— START Supplied entries —
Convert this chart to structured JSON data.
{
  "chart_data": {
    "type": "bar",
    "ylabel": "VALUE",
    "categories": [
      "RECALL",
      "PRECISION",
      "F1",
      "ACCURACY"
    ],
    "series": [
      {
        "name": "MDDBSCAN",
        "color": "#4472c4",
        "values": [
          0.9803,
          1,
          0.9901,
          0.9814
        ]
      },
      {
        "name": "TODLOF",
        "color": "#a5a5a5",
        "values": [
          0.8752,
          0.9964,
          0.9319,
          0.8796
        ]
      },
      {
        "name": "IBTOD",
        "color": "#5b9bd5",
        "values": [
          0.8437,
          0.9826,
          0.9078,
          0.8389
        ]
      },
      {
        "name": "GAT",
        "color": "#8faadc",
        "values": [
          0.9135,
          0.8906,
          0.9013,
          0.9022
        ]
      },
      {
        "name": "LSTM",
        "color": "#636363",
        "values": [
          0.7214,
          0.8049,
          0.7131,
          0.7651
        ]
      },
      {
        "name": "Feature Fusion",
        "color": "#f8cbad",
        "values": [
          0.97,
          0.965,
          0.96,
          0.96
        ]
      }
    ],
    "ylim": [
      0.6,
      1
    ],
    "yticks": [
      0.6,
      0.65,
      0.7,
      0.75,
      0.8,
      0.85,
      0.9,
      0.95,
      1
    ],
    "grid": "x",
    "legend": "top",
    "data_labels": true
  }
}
— END Supplied entries —
In this exercise, repeat all entries exactly.

Convert this chart to structured JSON data.
{
  "chart_data": {
    "type": "bar",
    "ylabel": "VALUE",
    "categories": [
      "RECALL",
      "PRECISION",
      "F1",
      "ACCURACY"
    ],
    "series": [
      {
        "name": "MDDBSCAN",
        "color": "#4472c4",
        "values": [
          0.9803,
          1,
          0.9901,
          0.9814
        ]
      },
      {
        "name": "TODLOF",
        "color": "#a5a5a5",
        "values": [
          0.8752,
          0.9964,
          0.9319,
          0.8796
        ]
      },
      {
        "name": "IBTOD",
        "color": "#5b9bd5",
        "values": [
          0.8437,
          0.9826,
          0.9078,
          0.8389
        ]
      },
      {
        "name": "GAT",
        "color": "#8faadc",
        "values": [
          0.9135,
          0.8906,
          0.9013,
          0.9022
        ]
      },
      {
        "name": "LSTM",
        "color": "#636363",
        "values": [
          0.7214,
          0.8049,
          0.7131,
          0.7651
        ]
      },
      {
        "name": "Feature Fusion",
        "color": "#f8cbad",
        "values": [
          0.97,
          0.965,
          0.96,
          0.96
        ]
      }
    ],
    "ylim": [
      0.6,
      1
    ],
    "yticks": [
      0.6,
      0.65,
      0.7,
      0.75,
      0.8,
      0.85,
      0.9,
      0.95,
      1
    ],
    "grid": "x",
    "legend": "top",
    "data_labels": true
  }
}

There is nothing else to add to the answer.